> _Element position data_

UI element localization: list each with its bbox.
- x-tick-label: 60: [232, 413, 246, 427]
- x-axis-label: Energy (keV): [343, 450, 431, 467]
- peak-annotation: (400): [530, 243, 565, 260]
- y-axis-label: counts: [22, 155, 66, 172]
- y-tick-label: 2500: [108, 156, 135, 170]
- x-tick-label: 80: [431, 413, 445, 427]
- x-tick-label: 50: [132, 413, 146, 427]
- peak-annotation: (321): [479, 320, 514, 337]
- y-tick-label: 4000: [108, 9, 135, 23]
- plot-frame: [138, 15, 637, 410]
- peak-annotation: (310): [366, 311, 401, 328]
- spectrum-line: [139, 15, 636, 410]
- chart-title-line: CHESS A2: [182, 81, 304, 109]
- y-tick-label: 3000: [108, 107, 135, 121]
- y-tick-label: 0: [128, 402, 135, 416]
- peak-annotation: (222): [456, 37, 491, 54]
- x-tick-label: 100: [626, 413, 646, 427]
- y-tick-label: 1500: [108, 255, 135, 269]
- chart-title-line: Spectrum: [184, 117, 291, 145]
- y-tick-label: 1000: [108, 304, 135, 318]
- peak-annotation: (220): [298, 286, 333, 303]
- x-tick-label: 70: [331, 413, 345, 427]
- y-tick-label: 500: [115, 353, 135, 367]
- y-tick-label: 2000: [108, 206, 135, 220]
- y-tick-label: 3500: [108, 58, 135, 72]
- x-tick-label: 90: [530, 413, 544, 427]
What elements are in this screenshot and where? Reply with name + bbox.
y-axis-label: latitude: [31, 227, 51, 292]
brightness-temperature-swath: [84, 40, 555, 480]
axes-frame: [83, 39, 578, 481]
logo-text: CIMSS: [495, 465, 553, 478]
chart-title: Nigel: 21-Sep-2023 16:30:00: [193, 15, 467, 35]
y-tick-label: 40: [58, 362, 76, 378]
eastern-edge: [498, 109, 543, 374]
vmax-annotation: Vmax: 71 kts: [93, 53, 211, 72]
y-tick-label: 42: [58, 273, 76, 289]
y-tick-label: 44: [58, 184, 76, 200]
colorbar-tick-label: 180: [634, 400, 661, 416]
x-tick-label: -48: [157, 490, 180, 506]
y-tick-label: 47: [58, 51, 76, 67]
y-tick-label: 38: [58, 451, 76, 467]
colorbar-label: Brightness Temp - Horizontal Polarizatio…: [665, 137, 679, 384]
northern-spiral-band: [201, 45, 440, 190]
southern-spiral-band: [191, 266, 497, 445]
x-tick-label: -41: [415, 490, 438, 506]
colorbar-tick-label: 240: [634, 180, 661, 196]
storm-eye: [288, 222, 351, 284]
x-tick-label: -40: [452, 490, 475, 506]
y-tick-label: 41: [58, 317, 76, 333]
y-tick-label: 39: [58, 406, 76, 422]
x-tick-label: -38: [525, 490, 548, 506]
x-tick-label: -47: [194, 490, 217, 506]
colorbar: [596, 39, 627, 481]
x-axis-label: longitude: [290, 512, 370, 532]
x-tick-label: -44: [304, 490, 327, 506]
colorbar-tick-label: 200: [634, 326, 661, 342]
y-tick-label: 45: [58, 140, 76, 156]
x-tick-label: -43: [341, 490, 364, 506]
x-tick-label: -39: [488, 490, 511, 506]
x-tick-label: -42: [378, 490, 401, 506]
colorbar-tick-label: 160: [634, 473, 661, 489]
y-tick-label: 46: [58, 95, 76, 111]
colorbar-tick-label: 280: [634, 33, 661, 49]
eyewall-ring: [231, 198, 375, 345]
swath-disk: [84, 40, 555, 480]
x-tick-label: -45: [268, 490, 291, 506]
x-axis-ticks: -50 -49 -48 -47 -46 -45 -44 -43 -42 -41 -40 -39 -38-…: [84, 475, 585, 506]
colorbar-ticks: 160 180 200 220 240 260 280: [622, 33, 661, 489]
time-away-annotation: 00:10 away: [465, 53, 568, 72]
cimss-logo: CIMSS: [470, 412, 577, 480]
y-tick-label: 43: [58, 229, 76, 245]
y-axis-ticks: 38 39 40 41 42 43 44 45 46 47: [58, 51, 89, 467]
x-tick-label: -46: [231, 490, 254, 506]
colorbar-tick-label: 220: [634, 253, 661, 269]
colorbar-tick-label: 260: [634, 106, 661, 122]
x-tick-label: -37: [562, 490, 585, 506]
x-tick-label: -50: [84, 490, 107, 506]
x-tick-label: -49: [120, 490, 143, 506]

> _AIM OF THE EXERCISE_
Lay out every line of the items above as a Markdown table with two columns, No. and Text. Give each line its own numbered row and leave out any blank lines.

> _CORRECT RESULT_
| No. | Text |
|---|---|
| 1 | UI element localization: list each with its bbox. |
| 2 | - x-tick-label: 60: [232, 413, 246, 427] |
| 3 | - x-axis-label: Energy (keV): [343, 450, 431, 467] |
| 4 | - peak-annotation: (400): [530, 243, 565, 260] |
| 5 | - y-axis-label: counts: [22, 155, 66, 172] |
| 6 | - y-tick-label: 2500: [108, 156, 135, 170] |
| 7 | - x-tick-label: 80: [431, 413, 445, 427] |
| 8 | - x-tick-label: 50: [132, 413, 146, 427] |
| 9 | - peak-annotation: (321): [479, 320, 514, 337] |
| 10 | - y-tick-label: 4000: [108, 9, 135, 23] |
| 11 | - plot-frame: [138, 15, 637, 410] |
| 12 | - peak-annotation: (310): [366, 311, 401, 328] |
| 13 | - spectrum-line: [139, 15, 636, 410] |
| 14 | - chart-title-line: CHESS A2: [182, 81, 304, 109] |
| 15 | - y-tick-label: 3000: [108, 107, 135, 121] |
| 16 | - y-tick-label: 0: [128, 402, 135, 416] |
| 17 | - peak-annotation: (222): [456, 37, 491, 54] |
| 18 | - x-tick-label: 100: [626, 413, 646, 427] |
| 19 | - y-tick-label: 1500: [108, 255, 135, 269] |
| 20 | - chart-title-line: Spectrum: [184, 117, 291, 145] |
| 21 | - y-tick-label: 1000: [108, 304, 135, 318] |
| 22 | - peak-annotation: (220): [298, 286, 333, 303] |
| 23 | - x-tick-label: 70: [331, 413, 345, 427] |
| 24 | - y-tick-label: 500: [115, 353, 135, 367] |
| 25 | - y-tick-label: 2000: [108, 206, 135, 220] |
| 26 | - y-tick-label: 3500: [108, 58, 135, 72] |
| 27 | - x-tick-label: 90: [530, 413, 544, 427] |
| 28 | What elements are in this screenshot and where? Reply with name + bbox. |
| 29 | y-axis-label: latitude: [31, 227, 51, 292] |
| 30 | brightness-temperature-swath: [84, 40, 555, 480] |
| 31 | axes-frame: [83, 39, 578, 481] |
| 32 | logo-text: CIMSS: [495, 465, 553, 478] |
| 33 | chart-title: Nigel: 21-Sep-2023 16:30:00: [193, 15, 467, 35] |
| 34 | y-tick-label: 40: [58, 362, 76, 378] |
| 35 | eastern-edge: [498, 109, 543, 374] |
| 36 | vmax-annotation: Vmax: 71 kts: [93, 53, 211, 72] |
| 37 | y-tick-label: 42: [58, 273, 76, 289] |
| 38 | y-tick-label: 44: [58, 184, 76, 200] |
| 39 | colorbar-tick-label: 180: [634, 400, 661, 416] |
| 40 | x-tick-label: -48: [157, 490, 180, 506] |
| 41 | y-tick-label: 47: [58, 51, 76, 67] |
| 42 | y-tick-label: 38: [58, 451, 76, 467] |
| 43 | colorbar-label: Brightness Temp - Horizontal Polarizatio…: [665, 137, 679, 384] |
| 44 | northern-spiral-band: [201, 45, 440, 190] |
| 45 | southern-spiral-band: [191, 266, 497, 445] |
| 46 | x-tick-label: -41: [415, 490, 438, 506] |
| 47 | colorbar-tick-label: 240: [634, 180, 661, 196] |
| 48 | storm-eye: [288, 222, 351, 284] |
| 49 | x-tick-label: -40: [452, 490, 475, 506] |
| 50 | y-tick-label: 41: [58, 317, 76, 333] |
| 51 | y-tick-label: 39: [58, 406, 76, 422] |
| 52 | x-tick-label: -38: [525, 490, 548, 506] |
| 53 | x-tick-label: -47: [194, 490, 217, 506] |
| 54 | colorbar: [596, 39, 627, 481] |
| 55 | x-axis-label: longitude: [290, 512, 370, 532] |
| 56 | x-tick-label: -44: [304, 490, 327, 506] |
| 57 | colorbar-tick-label: 200: [634, 326, 661, 342] |
| 58 | y-tick-label: 45: [58, 140, 76, 156] |
| 59 | x-tick-label: -43: [341, 490, 364, 506] |
| 60 | x-tick-label: -39: [488, 490, 511, 506] |
| 61 | x-tick-label: -42: [378, 490, 401, 506] |
| 62 | colorbar-tick-label: 160: [634, 473, 661, 489] |
| 63 | y-tick-label: 46: [58, 95, 76, 111] |
| 64 | colorbar-tick-label: 280: [634, 33, 661, 49] |
| 65 | eyewall-ring: [231, 198, 375, 345] |
| 66 | swath-disk: [84, 40, 555, 480] |
| 67 | x-tick-label: -45: [268, 490, 291, 506] |
| 68 | x-axis-ticks: -50 -49 -48 -47 -46 -45 -44 -43 -42 -41 -40 -39 -38-…: [84, 475, 585, 506] |
| 69 | colorbar-ticks: 160 180 200 220 240 260 280: [622, 33, 661, 489] |
| 70 | time-away-annotation: 00:10 away: [465, 53, 568, 72] |
| 71 | cimss-logo: CIMSS: [470, 412, 577, 480] |
| 72 | y-tick-label: 43: [58, 229, 76, 245] |
| 73 | y-axis-ticks: 38 39 40 41 42 43 44 45 46 47: [58, 51, 89, 467] |
| 74 | x-tick-label: -46: [231, 490, 254, 506] |
| 75 | colorbar-tick-label: 220: [634, 253, 661, 269] |
| 76 | colorbar-tick-label: 260: [634, 106, 661, 122] |
| 77 | x-tick-label: -37: [562, 490, 585, 506] |
| 78 | x-tick-label: -50: [84, 490, 107, 506] |
| 79 | x-tick-label: -49: [120, 490, 143, 506] |